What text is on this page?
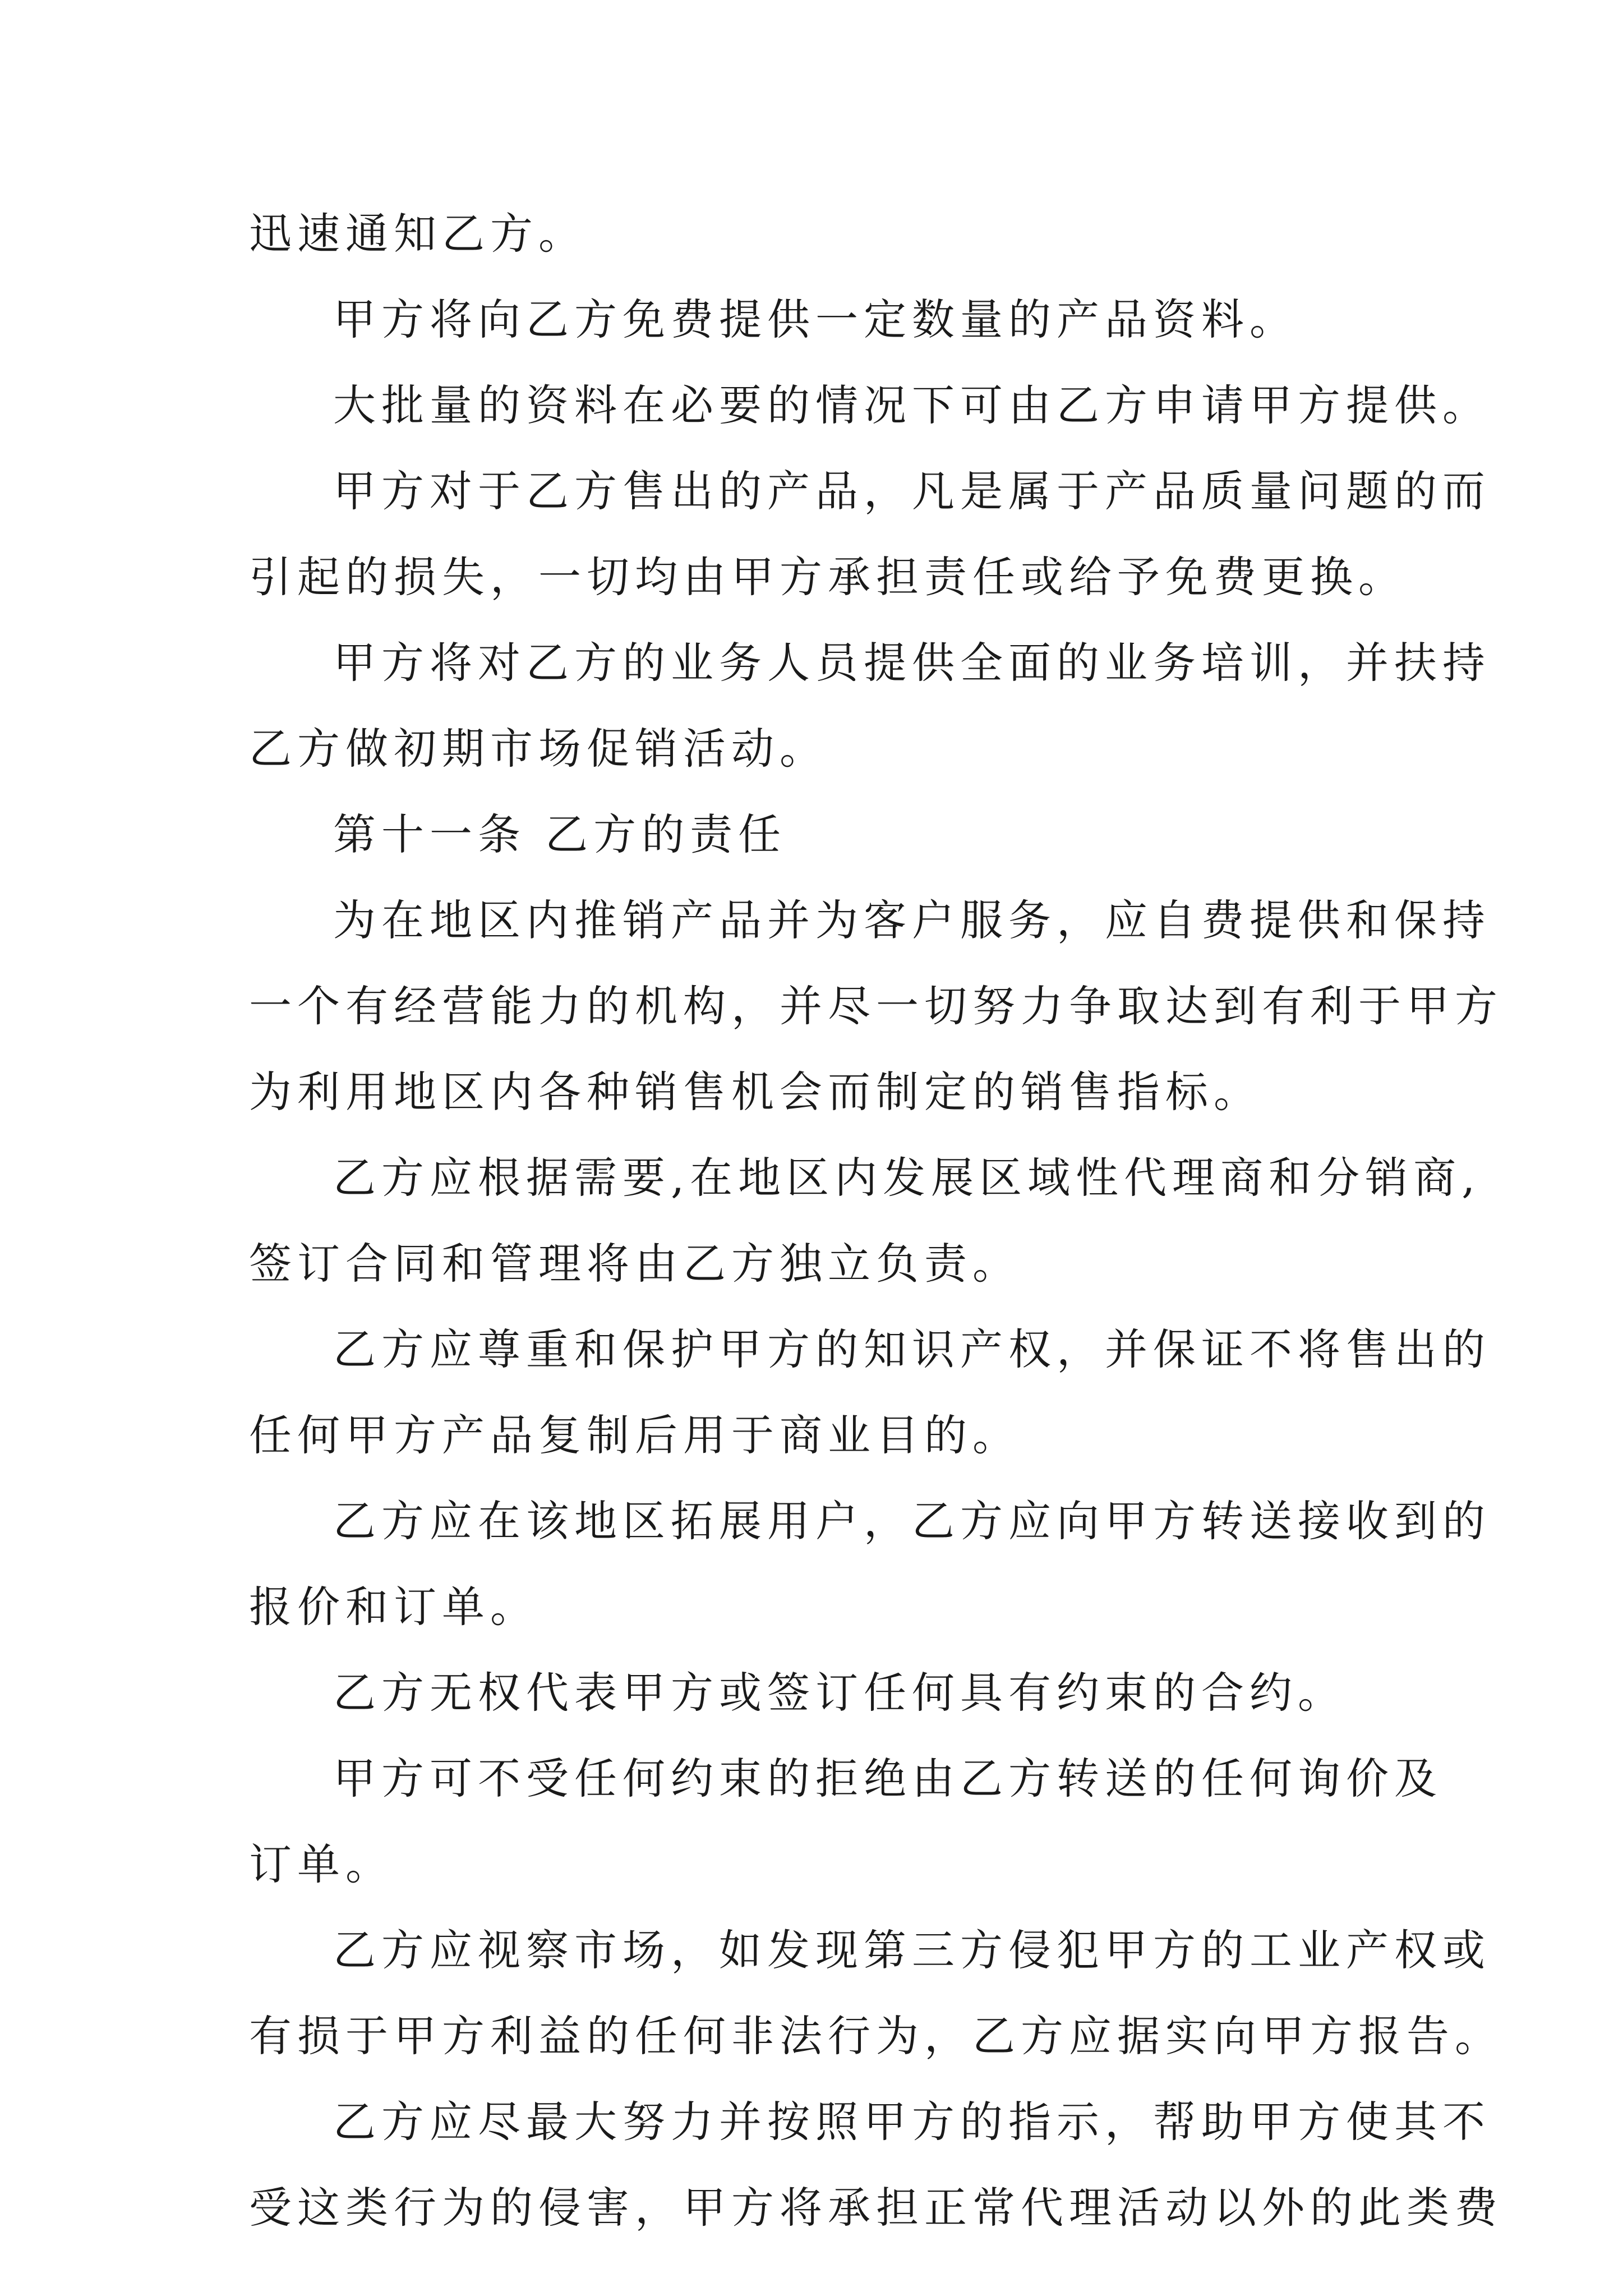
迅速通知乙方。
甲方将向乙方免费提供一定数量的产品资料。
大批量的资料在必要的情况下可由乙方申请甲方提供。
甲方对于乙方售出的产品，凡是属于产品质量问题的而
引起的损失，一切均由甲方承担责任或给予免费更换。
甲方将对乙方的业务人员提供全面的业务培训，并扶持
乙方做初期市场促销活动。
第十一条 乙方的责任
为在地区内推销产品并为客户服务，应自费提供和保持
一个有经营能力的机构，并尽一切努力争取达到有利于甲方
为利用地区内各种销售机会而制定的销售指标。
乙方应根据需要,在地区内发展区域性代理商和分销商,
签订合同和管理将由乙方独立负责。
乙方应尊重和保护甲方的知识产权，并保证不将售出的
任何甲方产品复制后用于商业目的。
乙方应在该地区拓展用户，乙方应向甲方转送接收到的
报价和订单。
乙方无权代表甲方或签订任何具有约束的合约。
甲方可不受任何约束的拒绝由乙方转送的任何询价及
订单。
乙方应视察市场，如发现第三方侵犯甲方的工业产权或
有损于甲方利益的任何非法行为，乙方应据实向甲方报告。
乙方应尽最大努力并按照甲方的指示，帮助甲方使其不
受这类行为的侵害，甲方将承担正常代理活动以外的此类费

Description of the task: Leave out the pictures and copy every record above exactly.

Task response:
What text is on this page?
迅速通知乙方。
甲方将向乙方免费提供一定数量的产品资料。
大批量的资料在必要的情况下可由乙方申请甲方提供。
甲方对于乙方售出的产品，凡是属于产品质量问题的而
引起的损失，一切均由甲方承担责任或给予免费更换。
甲方将对乙方的业务人员提供全面的业务培训，并扶持
乙方做初期市场促销活动。
第十一条 乙方的责任
为在地区内推销产品并为客户服务，应自费提供和保持
一个有经营能力的机构，并尽一切努力争取达到有利于甲方
为利用地区内各种销售机会而制定的销售指标。
乙方应根据需要,在地区内发展区域性代理商和分销商,
签订合同和管理将由乙方独立负责。
乙方应尊重和保护甲方的知识产权，并保证不将售出的
任何甲方产品复制后用于商业目的。
乙方应在该地区拓展用户，乙方应向甲方转送接收到的
报价和订单。
乙方无权代表甲方或签订任何具有约束的合约。
甲方可不受任何约束的拒绝由乙方转送的任何询价及
订单。
乙方应视察市场，如发现第三方侵犯甲方的工业产权或
有损于甲方利益的任何非法行为，乙方应据实向甲方报告。
乙方应尽最大努力并按照甲方的指示，帮助甲方使其不
受这类行为的侵害，甲方将承担正常代理活动以外的此类费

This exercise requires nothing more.